From the entries below, pull out each line where "gruncie" appears.

Data entries:

%%

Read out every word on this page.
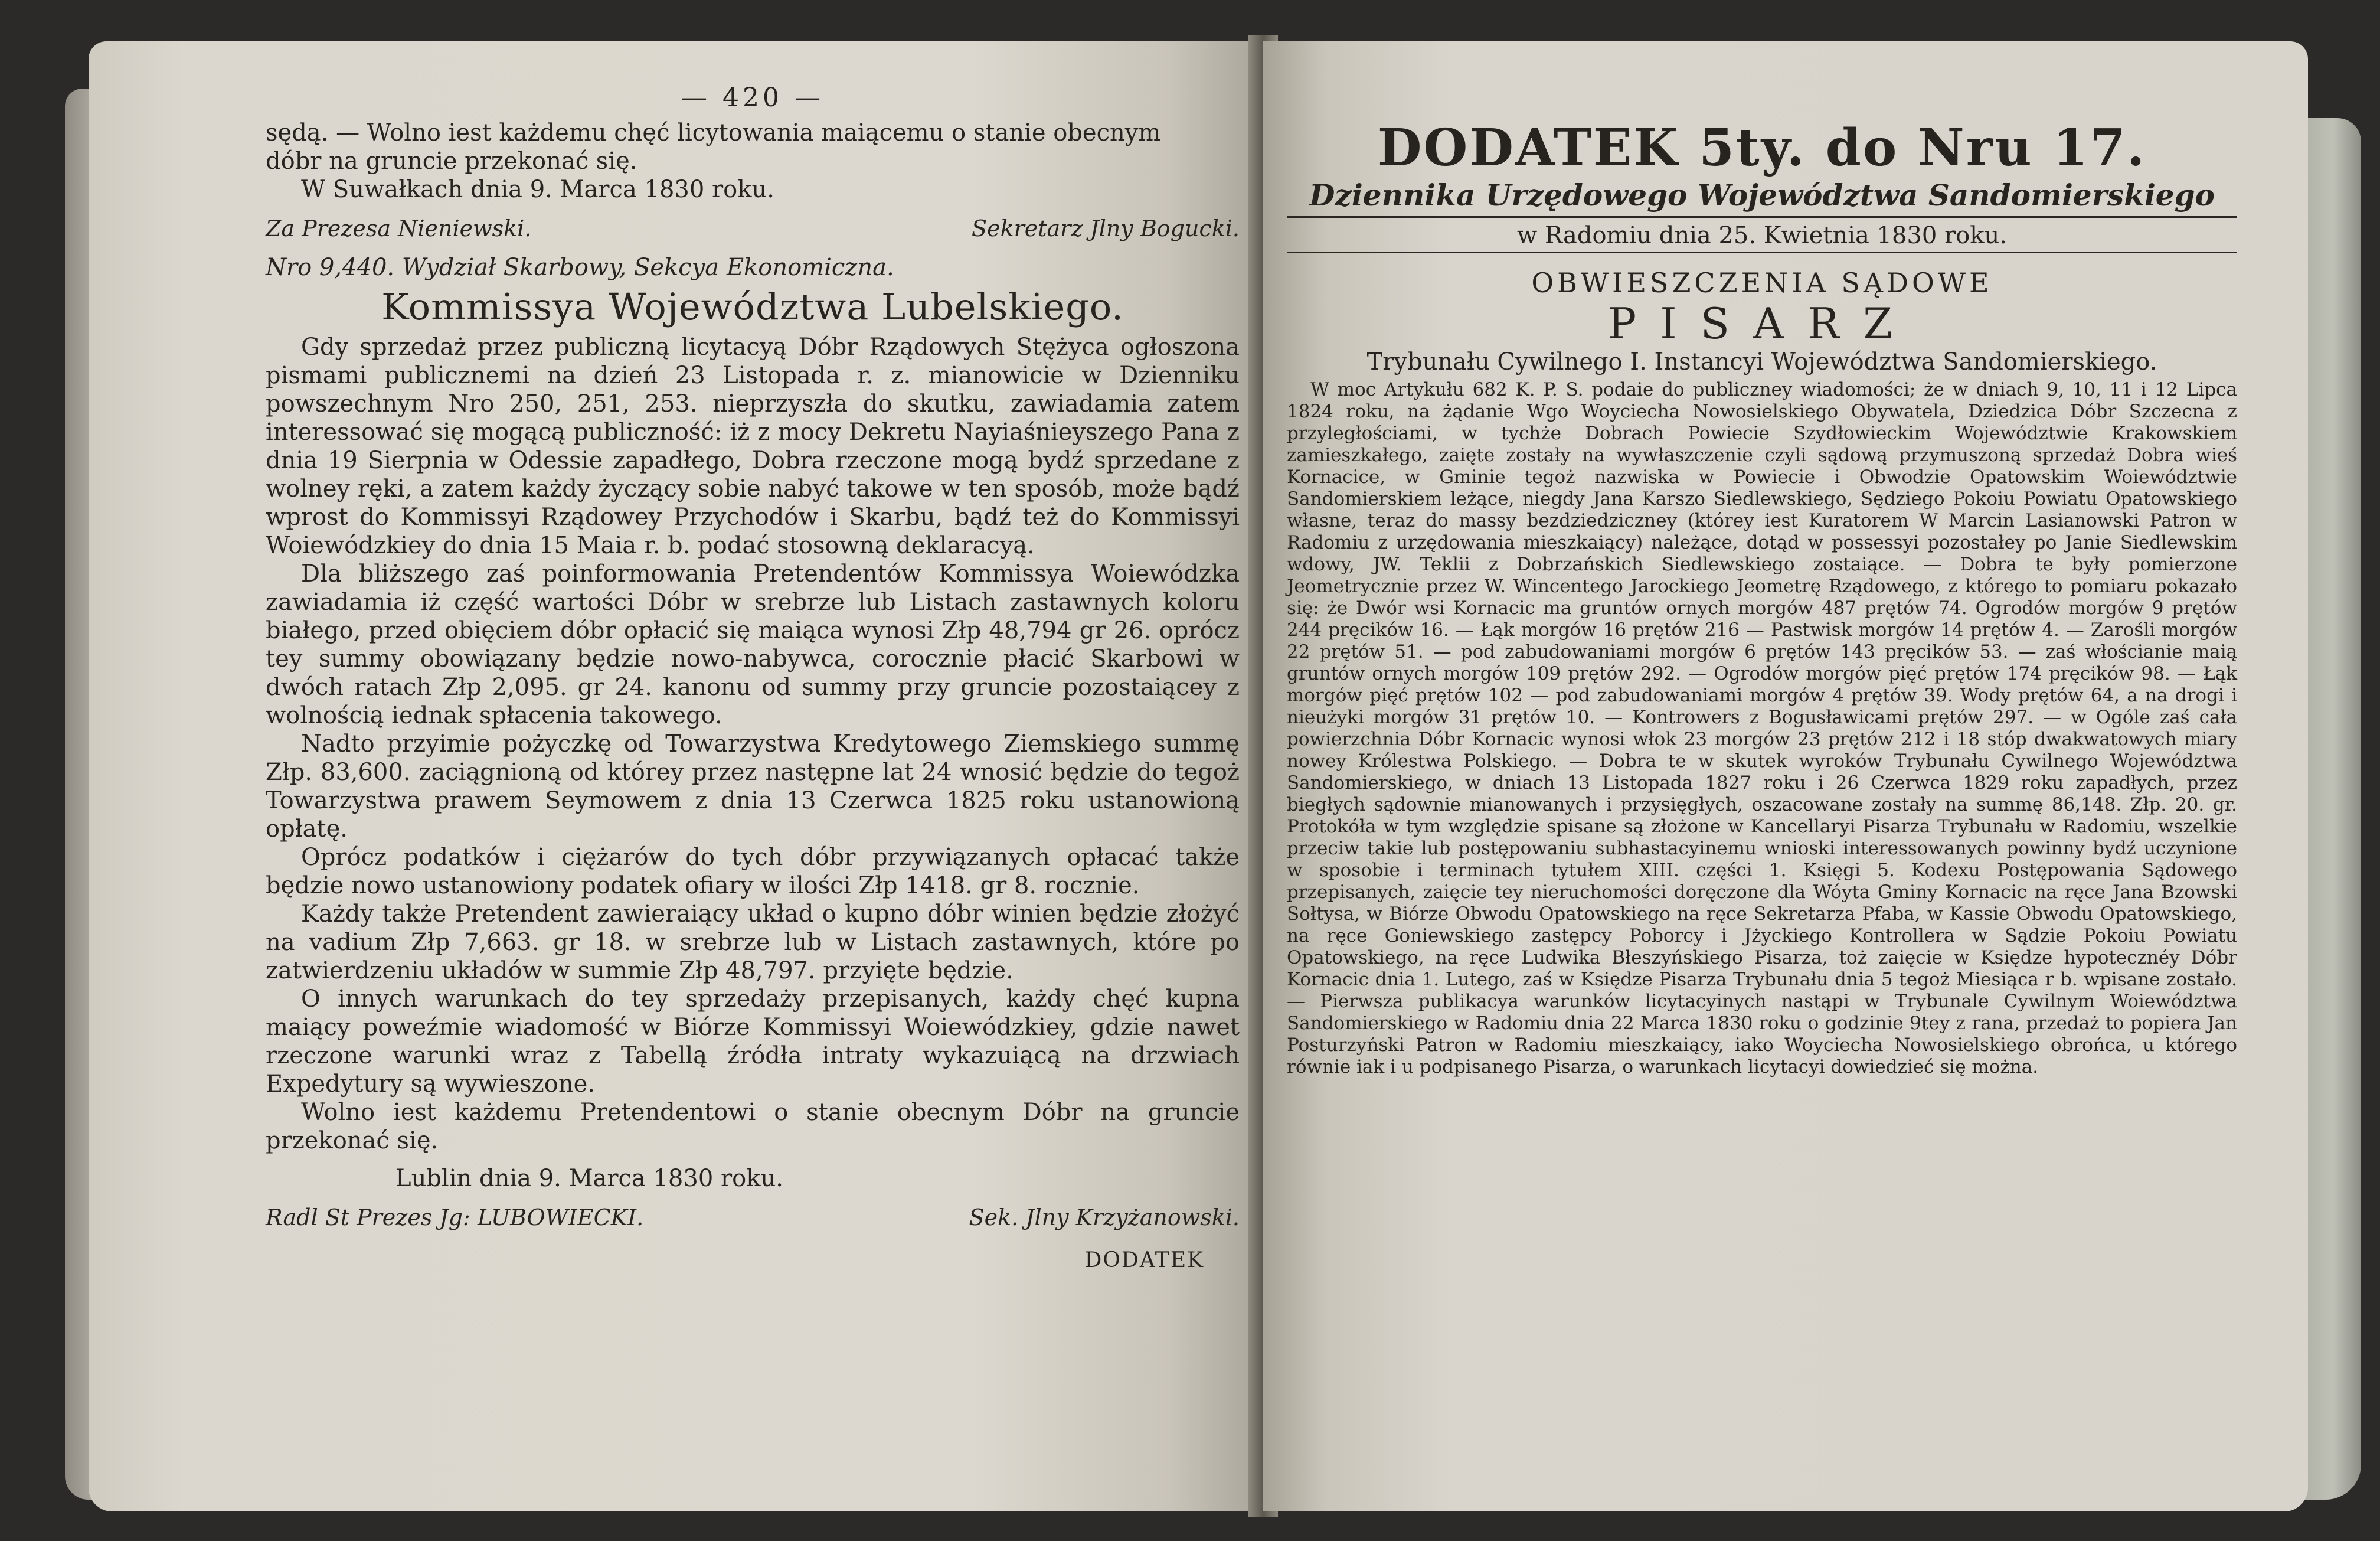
— 420 —

sędą. — Wolno iest każdemu chęć licytowania maiącemu o stanie obecnym

dóbr na gruncie przekonać się.

W Suwałkach dnia 9. Marca 1830 roku.

Za Prezesa Nieniewski.	Sekretarz Jlny Bogucki.

Nro 9,440. Wydział Skarbowy, Sekcya Ekonomiczna.

Kommissya Województwa Lubelskiego.

Gdy sprzedaż przez publiczną licytacyą Dóbr Rządowych Stężyca ogłoszona pismami publicznemi na dzień 23 Listopada r. z. mianowicie w Dzienniku powszechnym Nro 250, 251, 253. nieprzyszła do skutku, zawiadamia zatem interessować się mogącą publiczność: iż z mocy Dekretu Nayiaśnieyszego Pana z dnia 19 Sierpnia w Odessie zapadłego, Dobra rzeczone mogą bydź sprzedane z wolney ręki, a zatem każdy życzący sobie nabyć takowe w ten sposób, może bądź wprost do Kommissyi Rządowey Przychodów i Skarbu, bądź też do Kommissyi Woiewódzkiey do dnia 15 Maia r. b. podać stosowną deklaracyą.

Dla bliższego zaś poinformowania Pretendentów Kommissya Woiewódzka zawiadamia iż część wartości Dóbr w srebrze lub Listach zastawnych koloru białego, przed obięciem dóbr opłacić się maiąca wynosi Złp 48,794 gr 26. oprócz tey summy obowiązany będzie nowo-nabywca, corocznie płacić Skarbowi w dwóch ratach Złp 2,095. gr 24. kanonu od summy przy gruncie pozostaiącey z wolnością iednak spłacenia takowego.

Nadto przyimie pożyczkę od Towarzystwa Kredytowego Ziemskiego summę Złp. 83,600. zaciągnioną od którey przez następne lat 24 wnosić będzie do tegoż Towarzystwa prawem Seymowem z dnia 13 Czerwca 1825 roku ustanowioną opłatę.

Oprócz podatków i ciężarów do tych dóbr przywiązanych opłacać także będzie nowo ustanowiony podatek ofiary w ilości Złp 1418. gr 8. rocznie.

Każdy także Pretendent zawieraiący układ o kupno dóbr winien będzie złożyć na vadium Złp 7,663. gr 18. w srebrze lub w Listach zastawnych, które po zatwierdzeniu układów w summie Złp 48,797. przyięte będzie.

O innych warunkach do tey sprzedaży przepisanych, każdy chęć kupna maiący poweźmie wiadomość w Biórze Kommissyi Woiewódzkiey, gdzie nawet rzeczone warunki wraz z Tabellą źródła intraty wykazuiącą na drzwiach Expedytury są wywieszone.

Wolno iest każdemu Pretendentowi o stanie obecnym Dóbr na gruncie przekonać się.

Lublin dnia 9. Marca 1830 roku.

Radl St Prezes Jg: LUBOWIECKI.	Sek. Jlny Krzyżanowski.
DODATEK
DODATEK 5ty. do Nru 17.
Dziennika Urzędowego Województwa Sandomierskiego
w Radomiu dnia 25. Kwietnia 1830 roku.
OBWIESZCZENIA SĄDOWE
PISARZ
Trybunału Cywilnego I. Instancyi Województwa Sandomierskiego.

W moc Artykułu 682 K. P. S. podaie do publiczney wiadomości; że w dniach 9, 10, 11 i 12 Lipca 1824 roku, na żądanie Wgo Woyciecha Nowosielskiego Obywatela, Dziedzica Dóbr Szczecna z przyległościami, w tychże Dobrach Powiecie Szydłowieckim Województwie Krakowskiem zamieszkałego, zaięte zostały na wywłaszczenie czyli sądową przymuszoną sprzedaż Dobra wieś Kornacice, w Gminie tegoż nazwiska w Powiecie i Obwodzie Opatowskim Woiewództwie Sandomierskiem leżące, niegdy Jana Karszo Siedlewskiego, Sędziego Pokoiu Powiatu Opatowskiego własne, teraz do massy bezdziedziczney (którey iest Kuratorem W Marcin Lasianowski Patron w Radomiu z urzędowania mieszkaiący) należące, dotąd w possessyi pozostałey po Janie Siedlewskim wdowy, JW. Teklii z Dobrzańskich Siedlewskiego zostaiące. — Dobra te były pomierzone Jeometrycznie przez W. Wincentego Jarockiego Jeometrę Rządowego, z którego to pomiaru pokazało się: że Dwór wsi Kornacic ma gruntów ornych morgów 487 prętów 74. Ogrodów morgów 9 prętów 244 pręcików 16. — Łąk morgów 16 prętów 216 — Pastwisk morgów 14 prętów 4. — Zarośli morgów 22 prętów 51. — pod zabudowaniami morgów 6 prętów 143 pręcików 53. — zaś włościanie maią gruntów ornych morgów 109 prętów 292. — Ogrodów morgów pięć prętów 174 pręcików 98. — Łąk morgów pięć prętów 102 — pod zabudowaniami morgów 4 prętów 39. Wody prętów 64, a na drogi i nieużyki morgów 31 prętów 10. — Kontrowers z Bogusławicami prętów 297. — w Ogóle zaś cała powierzchnia Dóbr Kornacic wynosi włok 23 morgów 23 prętów 212 i 18 stóp dwakwatowych miary nowey Królestwa Polskiego. — Dobra te w skutek wyroków Trybunału Cywilnego Województwa Sandomierskiego, w dniach 13 Listopada 1827 roku i 26 Czerwca 1829 roku zapadłych, przez biegłych sądownie mianowanych i przysięgłych, oszacowane zostały na summę 86,148. Złp. 20. gr. Protokóła w tym względzie spisane są złożone w Kancellaryi Pisarza Trybunału w Radomiu, wszelkie przeciw takie lub postępowaniu subhastacyinemu wnioski interessowanych powinny bydź uczynione w sposobie i terminach tytułem XIII. części 1. Księgi 5. Kodexu Postępowania Sądowego przepisanych, zaięcie tey nieruchomości doręczone dla Wóyta Gminy Kornacic na ręce Jana Bzowski Sołtysa, w Biórze Obwodu Opatowskiego na ręce Sekretarza Pfaba, w Kassie Obwodu Opatowskiego, na ręce Goniewskiego zastępcy Poborcy i Jżyckiego Kontrollera w Sądzie Pokoiu Powiatu Opatowskiego, na ręce Ludwika Błeszyńskiego Pisarza, toż zaięcie w Księdze hypotecznéy Dóbr Kornacic dnia 1. Lutego, zaś w Księdze Pisarza Trybunału dnia 5 tegoż Miesiąca r b. wpisane zostało. — Pierwsza publikacya warunków licytacyinych nastąpi w Trybunale Cywilnym Woiewództwa Sandomierskiego w Radomiu dnia 22 Marca 1830 roku o godzinie 9tey z rana, przedaż to popiera Jan Posturzyński Patron w Radomiu mieszkaiący, iako Woyciecha Nowosielskiego obrońca, u którego równie iak i u podpisanego Pisarza, o warunkach licytacyi dowiedzieć się można.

%%

Task output:
dóbr na gruncie przekonać się.
Dla bliższego zaś poinformowania Pretendentów Kommissya Woiewódzka zawiadamia iż część wartości Dóbr w srebrze lub Listach zastawnych koloru białego, przed obięciem dóbr opłacić się maiąca wynosi Złp 48,794 gr 26. oprócz tey summy obowiązany będzie nowo-nabywca, corocznie płacić Skarbowi w dwóch ratach Złp 2,095. gr 24. kanonu od summy przy gruncie pozostaiącey z wolnością iednak spłacenia takowego.
Wolno iest każdemu Pretendentowi o stanie obecnym Dóbr na gruncie przekonać się.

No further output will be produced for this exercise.